[start of MATERIAL]
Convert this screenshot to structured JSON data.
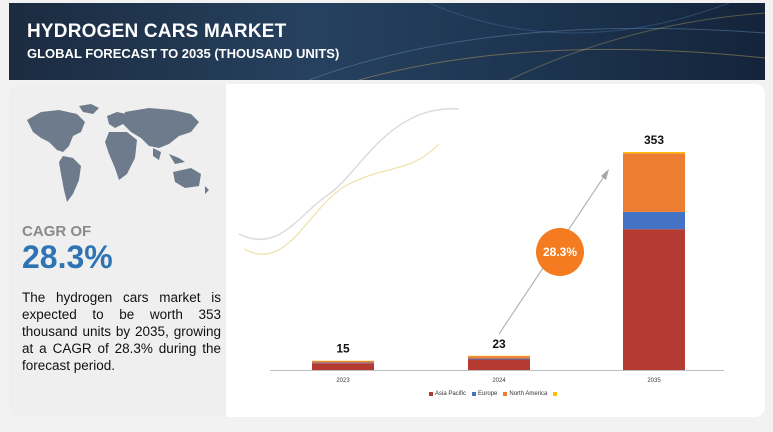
{
  "header": {
    "title": "HYDROGEN CARS MARKET",
    "subtitle": "GLOBAL FORECAST TO 2035 (THOUSAND UNITS)"
  },
  "summary": {
    "cagr_label": "CAGR OF",
    "cagr_value": "28.3%",
    "description": "The hydrogen cars market is expected to be worth 353 thousand units by 2035, growing at a CAGR of 28.3% during the forecast period."
  },
  "colors": {
    "asia_pacific": "#b53a32",
    "europe": "#4472c4",
    "north_america": "#ed7d31",
    "rest": "#ffc000",
    "cagr_bubble": "#f47b20",
    "cagr_value": "#2e74b5"
  },
  "chart_data": {
    "type": "bar",
    "stacked": true,
    "categories": [
      "2023",
      "2024",
      "2035"
    ],
    "totals": [
      15,
      23,
      353
    ],
    "series": [
      {
        "name": "Asia Pacific",
        "color": "#b53a32",
        "values": [
          11,
          17,
          228
        ]
      },
      {
        "name": "Europe",
        "color": "#4472c4",
        "values": [
          1,
          1.5,
          28
        ]
      },
      {
        "name": "North America",
        "color": "#ed7d31",
        "values": [
          2.5,
          4,
          95
        ]
      },
      {
        "name": "",
        "color": "#ffc000",
        "values": [
          0.5,
          0.5,
          2
        ]
      }
    ],
    "ylim": [
      0,
      353
    ],
    "annotation": "28.3%",
    "grid": false,
    "legend_position": "bottom"
  }
}
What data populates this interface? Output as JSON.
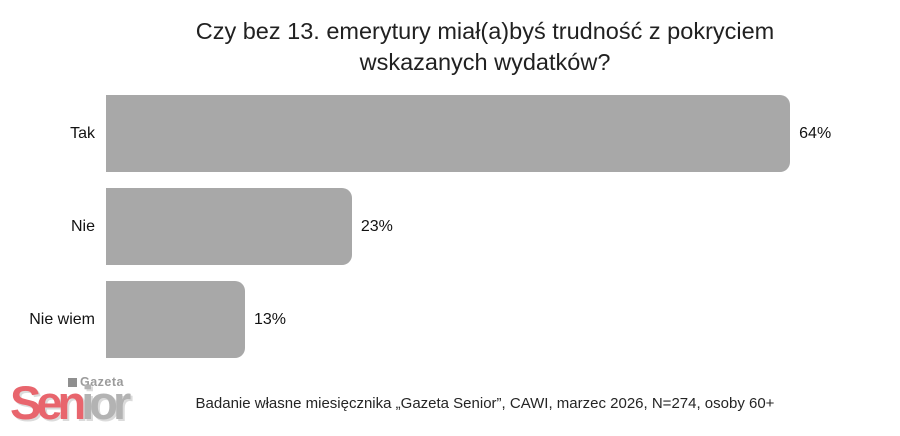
{
  "chart_data": {
    "type": "bar",
    "orientation": "horizontal",
    "title": "Czy bez 13. emerytury miał(a)byś trudność z pokryciem wskazanych wydatków?",
    "categories": [
      "Tak",
      "Nie",
      "Nie wiem"
    ],
    "values": [
      64,
      23,
      13
    ],
    "value_labels": [
      "64%",
      "23%",
      "13%"
    ],
    "xlabel": "",
    "ylabel": "",
    "xlim": [
      0,
      70
    ],
    "grid": false,
    "legend": false,
    "bar_color": "#a8a8a8",
    "value_label_color": "#121212",
    "category_label_color": "#121212"
  },
  "footer": {
    "source_note": "Badanie własne miesięcznika „Gazeta Senior”, CAWI, marzec 2026, N=274, osoby 60+"
  },
  "logo": {
    "brand_top": "Gazeta",
    "brand_main_left": "Sen",
    "brand_main_right": "ior",
    "red_color": "#e8656d",
    "gray_color": "#b3b3b3"
  }
}
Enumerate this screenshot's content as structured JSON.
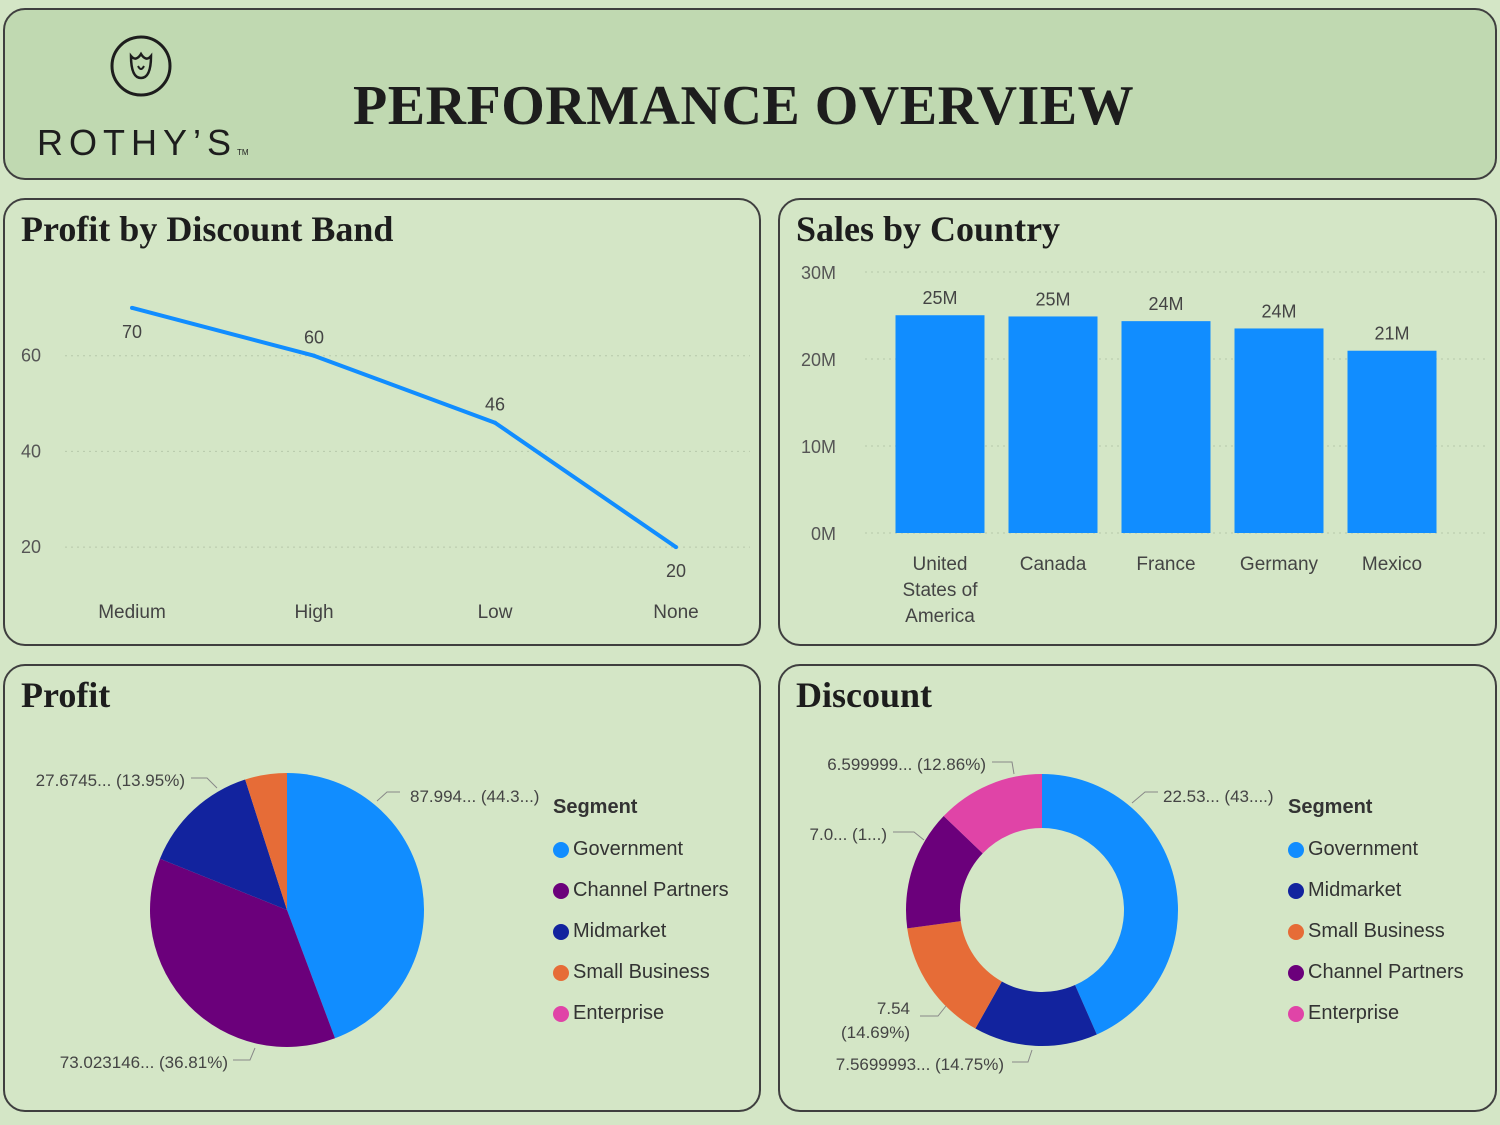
{
  "header": {
    "logo_text": "ROTHY’S",
    "logo_tm": "TM",
    "title": "PERFORMANCE OVERVIEW"
  },
  "chart_data": [
    {
      "id": "profit_by_discount",
      "type": "line",
      "title": "Profit by Discount Band",
      "categories": [
        "Medium",
        "High",
        "Low",
        "None"
      ],
      "values": [
        70,
        60,
        46,
        20
      ],
      "data_labels": [
        "70",
        "60",
        "46",
        "20"
      ],
      "yticks": [
        "20",
        "40",
        "60"
      ],
      "ylim": [
        10,
        80
      ],
      "grid": true,
      "color": "#118dff"
    },
    {
      "id": "sales_by_country",
      "type": "bar",
      "title": "Sales by Country",
      "categories": [
        "United States of America",
        "Canada",
        "France",
        "Germany",
        "Mexico"
      ],
      "category_lines": [
        [
          "United",
          "States of",
          "America"
        ],
        [
          "Canada"
        ],
        [
          "France"
        ],
        [
          "Germany"
        ],
        [
          "Mexico"
        ]
      ],
      "values": [
        25.03,
        24.89,
        24.35,
        23.51,
        20.95
      ],
      "data_labels": [
        "25M",
        "25M",
        "24M",
        "24M",
        "21M"
      ],
      "yticks": [
        "0M",
        "10M",
        "20M",
        "30M"
      ],
      "ylim": [
        0,
        30
      ],
      "grid": true,
      "color": "#118dff"
    },
    {
      "id": "profit_pie",
      "type": "pie",
      "title": "Profit",
      "legend_title": "Segment",
      "slices": [
        {
          "name": "Government",
          "value": 44.3,
          "color": "#118dff",
          "label": "87.994... (44.3...)"
        },
        {
          "name": "Channel Partners",
          "value": 36.81,
          "color": "#6b007b",
          "label": "73.023146... (36.81%)"
        },
        {
          "name": "Midmarket",
          "value": 13.95,
          "color": "#12239e",
          "label": "27.6745... (13.95%)"
        },
        {
          "name": "Small Business",
          "value": 4.94,
          "color": "#e66c37",
          "label": ""
        },
        {
          "name": "Enterprise",
          "value": 0,
          "color": "#e044a7",
          "label": ""
        }
      ],
      "slice_order": [
        "Government",
        "Channel Partners",
        "Midmarket",
        "Small Business"
      ],
      "legend_order": [
        "Government",
        "Channel Partners",
        "Midmarket",
        "Small Business",
        "Enterprise"
      ]
    },
    {
      "id": "discount_donut",
      "type": "pie",
      "title": "Discount",
      "legend_title": "Segment",
      "slices": [
        {
          "name": "Government",
          "value": 43.4,
          "color": "#118dff",
          "label": "22.53... (43....)"
        },
        {
          "name": "Midmarket",
          "value": 14.75,
          "color": "#12239e",
          "label": "7.5699993... (14.75%)"
        },
        {
          "name": "Small Business",
          "value": 14.69,
          "color": "#e66c37",
          "label": "7.54 (14.69%)"
        },
        {
          "name": "Channel Partners",
          "value": 14.3,
          "color": "#6b007b",
          "label": "7.0... (1...)"
        },
        {
          "name": "Enterprise",
          "value": 12.86,
          "color": "#e044a7",
          "label": "6.599999... (12.86%)"
        }
      ],
      "legend_order": [
        "Government",
        "Midmarket",
        "Small Business",
        "Channel Partners",
        "Enterprise"
      ]
    }
  ]
}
[end of MATERIAL]
- [DIRECTIONS]:
Exactly as written, return every line of the listing, but not the pictures.

- [RESPONSE FOR THIS EXERCISE]:
Convert this screenshot to structured JSON data.
{
  "header": {
    "title": "HYDROGEN CARS MARKET",
    "subtitle": "GLOBAL FORECAST TO 2035 (THOUSAND UNITS)"
  },
  "summary": {
    "cagr_label": "CAGR OF",
    "cagr_value": "28.3%",
    "description": "The hydrogen cars market is expected to be worth 353 thousand units by 2035, growing at a CAGR of 28.3% during the forecast period."
  },
  "colors": {
    "asia_pacific": "#b53a32",
    "europe": "#4472c4",
    "north_america": "#ed7d31",
    "rest": "#ffc000",
    "cagr_bubble": "#f47b20",
    "cagr_value": "#2e74b5"
  },
  "chart_data": {
    "type": "bar",
    "stacked": true,
    "categories": [
      "2023",
      "2024",
      "2035"
    ],
    "totals": [
      15,
      23,
      353
    ],
    "series": [
      {
        "name": "Asia Pacific",
        "color": "#b53a32",
        "values": [
          11,
          17,
          228
        ]
      },
      {
        "name": "Europe",
        "color": "#4472c4",
        "values": [
          1,
          1.5,
          28
        ]
      },
      {
        "name": "North America",
        "color": "#ed7d31",
        "values": [
          2.5,
          4,
          95
        ]
      },
      {
        "name": "",
        "color": "#ffc000",
        "values": [
          0.5,
          0.5,
          2
        ]
      }
    ],
    "ylim": [
      0,
      353
    ],
    "annotation": "28.3%",
    "grid": false,
    "legend_position": "bottom"
  }
}
What data populates this interface? Output as JSON.
{
  "chart_data": {
    "type": "bar",
    "orientation": "horizontal",
    "title": "Czy bez 13. emerytury miał(a)byś trudność z pokryciem wskazanych wydatków?",
    "categories": [
      "Tak",
      "Nie",
      "Nie wiem"
    ],
    "values": [
      64,
      23,
      13
    ],
    "value_labels": [
      "64%",
      "23%",
      "13%"
    ],
    "xlabel": "",
    "ylabel": "",
    "xlim": [
      0,
      70
    ],
    "grid": false,
    "legend": false,
    "bar_color": "#a8a8a8",
    "value_label_color": "#121212",
    "category_label_color": "#121212"
  },
  "footer": {
    "source_note": "Badanie własne miesięcznika „Gazeta Senior”, CAWI, marzec 2026, N=274, osoby 60+"
  },
  "logo": {
    "brand_top": "Gazeta",
    "brand_main_left": "Sen",
    "brand_main_right": "ior",
    "red_color": "#e8656d",
    "gray_color": "#b3b3b3"
  }
}
Enumerate this screenshot's content as structured JSON.
{
  "header": {
    "logo_text": "ROTHY’S",
    "logo_tm": "TM",
    "title": "PERFORMANCE OVERVIEW"
  },
  "chart_data": [
    {
      "id": "profit_by_discount",
      "type": "line",
      "title": "Profit by Discount Band",
      "categories": [
        "Medium",
        "High",
        "Low",
        "None"
      ],
      "values": [
        70,
        60,
        46,
        20
      ],
      "data_labels": [
        "70",
        "60",
        "46",
        "20"
      ],
      "yticks": [
        "20",
        "40",
        "60"
      ],
      "ylim": [
        10,
        80
      ],
      "grid": true,
      "color": "#118dff"
    },
    {
      "id": "sales_by_country",
      "type": "bar",
      "title": "Sales by Country",
      "categories": [
        "United States of America",
        "Canada",
        "France",
        "Germany",
        "Mexico"
      ],
      "category_lines": [
        [
          "United",
          "States of",
          "America"
        ],
        [
          "Canada"
        ],
        [
          "France"
        ],
        [
          "Germany"
        ],
        [
          "Mexico"
        ]
      ],
      "values": [
        25.03,
        24.89,
        24.35,
        23.51,
        20.95
      ],
      "data_labels": [
        "25M",
        "25M",
        "24M",
        "24M",
        "21M"
      ],
      "yticks": [
        "0M",
        "10M",
        "20M",
        "30M"
      ],
      "ylim": [
        0,
        30
      ],
      "grid": true,
      "color": "#118dff"
    },
    {
      "id": "profit_pie",
      "type": "pie",
      "title": "Profit",
      "legend_title": "Segment",
      "slices": [
        {
          "name": "Government",
          "value": 44.3,
          "color": "#118dff",
          "label": "87.994... (44.3...)"
        },
        {
          "name": "Channel Partners",
          "value": 36.81,
          "color": "#6b007b",
          "label": "73.023146... (36.81%)"
        },
        {
          "name": "Midmarket",
          "value": 13.95,
          "color": "#12239e",
          "label": "27.6745... (13.95%)"
        },
        {
          "name": "Small Business",
          "value": 4.94,
          "color": "#e66c37",
          "label": ""
        },
        {
          "name": "Enterprise",
          "value": 0,
          "color": "#e044a7",
          "label": ""
        }
      ],
      "slice_order": [
        "Government",
        "Channel Partners",
        "Midmarket",
        "Small Business"
      ],
      "legend_order": [
        "Government",
        "Channel Partners",
        "Midmarket",
        "Small Business",
        "Enterprise"
      ]
    },
    {
      "id": "discount_donut",
      "type": "pie",
      "title": "Discount",
      "legend_title": "Segment",
      "slices": [
        {
          "name": "Government",
          "value": 43.4,
          "color": "#118dff",
          "label": "22.53... (43....)"
        },
        {
          "name": "Midmarket",
          "value": 14.75,
          "color": "#12239e",
          "label": "7.5699993... (14.75%)"
        },
        {
          "name": "Small Business",
          "value": 14.69,
          "color": "#e66c37",
          "label": "7.54 (14.69%)"
        },
        {
          "name": "Channel Partners",
          "value": 14.3,
          "color": "#6b007b",
          "label": "7.0... (1...)"
        },
        {
          "name": "Enterprise",
          "value": 12.86,
          "color": "#e044a7",
          "label": "6.599999... (12.86%)"
        }
      ],
      "legend_order": [
        "Government",
        "Midmarket",
        "Small Business",
        "Channel Partners",
        "Enterprise"
      ]
    }
  ]
}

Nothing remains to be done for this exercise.